A obra Para Uma Ontologia do Ser Social,
do filósofo húngaro György Lukács, um dos maiores empreendimentos
intelectuais do século 20 nos estudos marxistas, é publicada pela
primeira vez no Brasil.
A obra é dividida em dois
volumes, com excelente tradução de especialistas como Carlos Nelson
Coutinho, Mario Duayer e Nélio Schneider, revisão técnica de Ronaldo
Vielmi Fortes, Ester Vaisman, Elcemir Paço Cunha e apresentação do
professor José Paulo Netto, que também concedeu uma esclarecedora
entrevista ao Estado. A previsão de lançamento do segundo volume é em
meados de 2013.
Leia a seguir, na íntegra, a
entrevista exclusiva concedida pelo professor José Paulo Netto,
comentando a publicação dessa obra, considerada pela crítica
especializada uma das mais importantes de Lukács e da teoria marxista do
século 20.

§ **TAREFAS**:
[a] Quando está previsto o lançamento do segundo volume, segundo o texto sobre a obra de Lukács?
[b] Traduza para o inglês esta frase do texto sobre a obra de Lukács: "A obra Para Uma Ontologia do Ser Social, do filósofo húngaro György Lukács, um dos maiores empreendimentos intelectuais do século 20 nos estudos marxistas, é publicada pela primeira vez no Brasil."
[c] Transcreva sem nenhuma alteração o trecho do texto sobre a obra de Lukács que vai de "A obra é dividida" até "meados de 2013.".

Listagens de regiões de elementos
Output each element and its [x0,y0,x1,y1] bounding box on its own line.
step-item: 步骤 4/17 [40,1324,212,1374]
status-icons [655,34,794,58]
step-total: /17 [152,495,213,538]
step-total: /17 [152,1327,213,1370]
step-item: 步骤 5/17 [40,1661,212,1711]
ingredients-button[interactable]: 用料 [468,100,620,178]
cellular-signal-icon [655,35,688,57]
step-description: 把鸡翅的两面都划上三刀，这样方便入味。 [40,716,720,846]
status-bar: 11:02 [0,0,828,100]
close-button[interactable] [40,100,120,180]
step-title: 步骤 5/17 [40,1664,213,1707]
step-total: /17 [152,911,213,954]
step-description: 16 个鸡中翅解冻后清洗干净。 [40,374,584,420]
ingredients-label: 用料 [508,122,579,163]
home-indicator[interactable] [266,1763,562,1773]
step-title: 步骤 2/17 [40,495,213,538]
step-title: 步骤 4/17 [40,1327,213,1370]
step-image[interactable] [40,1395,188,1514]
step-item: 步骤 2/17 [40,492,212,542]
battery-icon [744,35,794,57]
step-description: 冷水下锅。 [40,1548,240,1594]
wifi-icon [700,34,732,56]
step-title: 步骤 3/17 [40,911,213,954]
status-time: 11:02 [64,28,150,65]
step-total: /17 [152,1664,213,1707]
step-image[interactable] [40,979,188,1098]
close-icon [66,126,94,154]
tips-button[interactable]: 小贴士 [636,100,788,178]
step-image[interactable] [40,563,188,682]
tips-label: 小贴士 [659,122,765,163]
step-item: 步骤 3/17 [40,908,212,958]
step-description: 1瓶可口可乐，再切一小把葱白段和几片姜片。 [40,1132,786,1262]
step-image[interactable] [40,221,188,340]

--

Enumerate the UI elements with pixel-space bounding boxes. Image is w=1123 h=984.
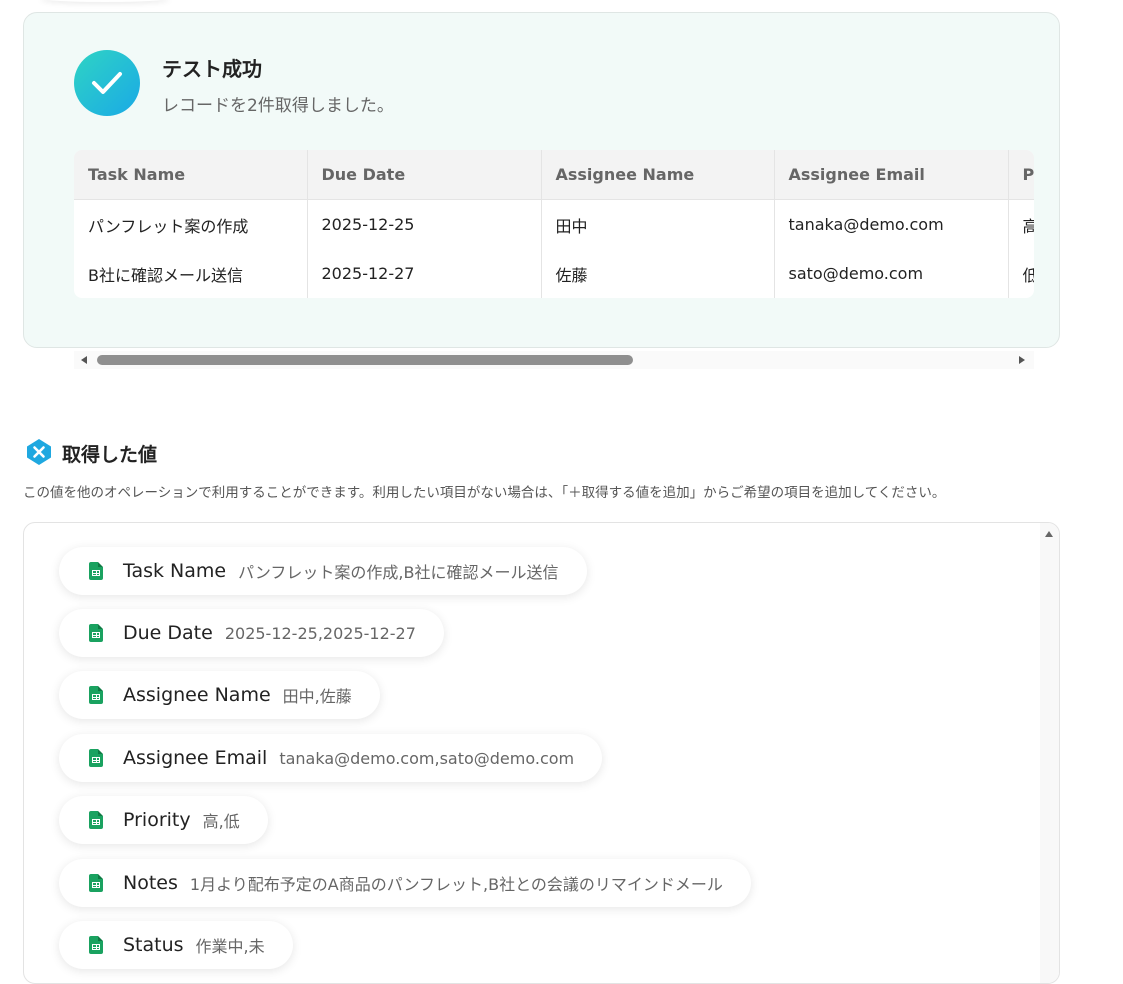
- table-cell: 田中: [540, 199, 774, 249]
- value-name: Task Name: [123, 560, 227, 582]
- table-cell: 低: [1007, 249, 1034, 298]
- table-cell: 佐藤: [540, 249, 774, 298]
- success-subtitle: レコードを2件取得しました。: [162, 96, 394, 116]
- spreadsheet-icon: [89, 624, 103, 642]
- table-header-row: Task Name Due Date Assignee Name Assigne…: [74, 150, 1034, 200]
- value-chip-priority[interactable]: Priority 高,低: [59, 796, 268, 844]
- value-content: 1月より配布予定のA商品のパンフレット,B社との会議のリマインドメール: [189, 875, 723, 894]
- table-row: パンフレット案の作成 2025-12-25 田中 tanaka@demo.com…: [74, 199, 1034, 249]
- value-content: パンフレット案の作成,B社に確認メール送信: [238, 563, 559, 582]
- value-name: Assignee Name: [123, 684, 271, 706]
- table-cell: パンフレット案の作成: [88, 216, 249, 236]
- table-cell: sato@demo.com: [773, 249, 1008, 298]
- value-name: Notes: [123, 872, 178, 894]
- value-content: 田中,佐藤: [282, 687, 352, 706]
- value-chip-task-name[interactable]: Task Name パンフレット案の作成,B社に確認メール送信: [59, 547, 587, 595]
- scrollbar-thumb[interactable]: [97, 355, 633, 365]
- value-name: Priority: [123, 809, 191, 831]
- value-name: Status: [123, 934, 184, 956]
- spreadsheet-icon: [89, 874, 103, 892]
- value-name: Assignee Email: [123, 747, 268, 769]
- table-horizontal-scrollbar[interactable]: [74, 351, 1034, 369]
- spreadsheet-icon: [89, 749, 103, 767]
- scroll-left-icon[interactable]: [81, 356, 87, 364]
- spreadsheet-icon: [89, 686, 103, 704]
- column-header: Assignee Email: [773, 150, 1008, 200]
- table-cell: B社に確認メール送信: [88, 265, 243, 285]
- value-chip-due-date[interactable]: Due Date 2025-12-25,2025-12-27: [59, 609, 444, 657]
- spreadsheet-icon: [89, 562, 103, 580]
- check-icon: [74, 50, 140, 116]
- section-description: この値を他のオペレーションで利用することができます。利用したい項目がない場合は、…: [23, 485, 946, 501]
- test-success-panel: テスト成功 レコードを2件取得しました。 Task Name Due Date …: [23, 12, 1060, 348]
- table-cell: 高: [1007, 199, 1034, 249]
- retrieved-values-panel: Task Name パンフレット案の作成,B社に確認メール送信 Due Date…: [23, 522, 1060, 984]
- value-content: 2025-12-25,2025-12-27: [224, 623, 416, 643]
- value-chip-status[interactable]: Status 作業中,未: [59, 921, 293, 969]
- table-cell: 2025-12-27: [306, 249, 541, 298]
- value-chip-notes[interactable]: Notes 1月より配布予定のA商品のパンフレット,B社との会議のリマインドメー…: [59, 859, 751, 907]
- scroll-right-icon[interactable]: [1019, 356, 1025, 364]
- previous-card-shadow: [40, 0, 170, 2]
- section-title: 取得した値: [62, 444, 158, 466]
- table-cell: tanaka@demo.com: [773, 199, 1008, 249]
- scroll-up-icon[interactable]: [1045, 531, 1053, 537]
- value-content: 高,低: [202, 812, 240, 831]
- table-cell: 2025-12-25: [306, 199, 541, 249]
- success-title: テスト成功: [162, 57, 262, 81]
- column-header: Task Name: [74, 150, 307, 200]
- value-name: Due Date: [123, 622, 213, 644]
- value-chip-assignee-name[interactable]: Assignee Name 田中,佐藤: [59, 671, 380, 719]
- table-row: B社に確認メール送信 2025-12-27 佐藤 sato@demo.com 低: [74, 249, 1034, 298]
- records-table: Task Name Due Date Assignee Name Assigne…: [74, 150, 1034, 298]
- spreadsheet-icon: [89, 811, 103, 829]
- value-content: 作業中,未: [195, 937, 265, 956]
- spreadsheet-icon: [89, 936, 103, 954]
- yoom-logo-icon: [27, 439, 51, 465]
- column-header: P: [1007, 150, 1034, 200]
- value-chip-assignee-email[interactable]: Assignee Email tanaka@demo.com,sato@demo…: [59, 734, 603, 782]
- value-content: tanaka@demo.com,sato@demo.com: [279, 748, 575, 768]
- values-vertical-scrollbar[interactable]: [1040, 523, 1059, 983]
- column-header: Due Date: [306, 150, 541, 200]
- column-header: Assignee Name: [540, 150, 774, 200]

§ **RESPOSTAS DO EXERCÍCIO**:
[a] Em meados de 2013.

[b] The work Para Uma Ontologia do Ser Social, by the Hungarian philosopher György Lukács, one of the greatest intellectual undertakings of the 20th century in Marxist studies, is published for the first time in Brazil.

[c]
A obra é dividida em dois
volumes, com excelente tradução de especialistas como Carlos Nelson
Coutinho, Mario Duayer e Nélio Schneider, revisão técnica de Ronaldo
Vielmi Fortes, Ester Vaisman, Elcemir Paço Cunha e apresentação do
professor José Paulo Netto, que também concedeu uma esclarecedora
entrevista ao Estado. A previsão de lançamento do segundo volume é em
meados de 2013.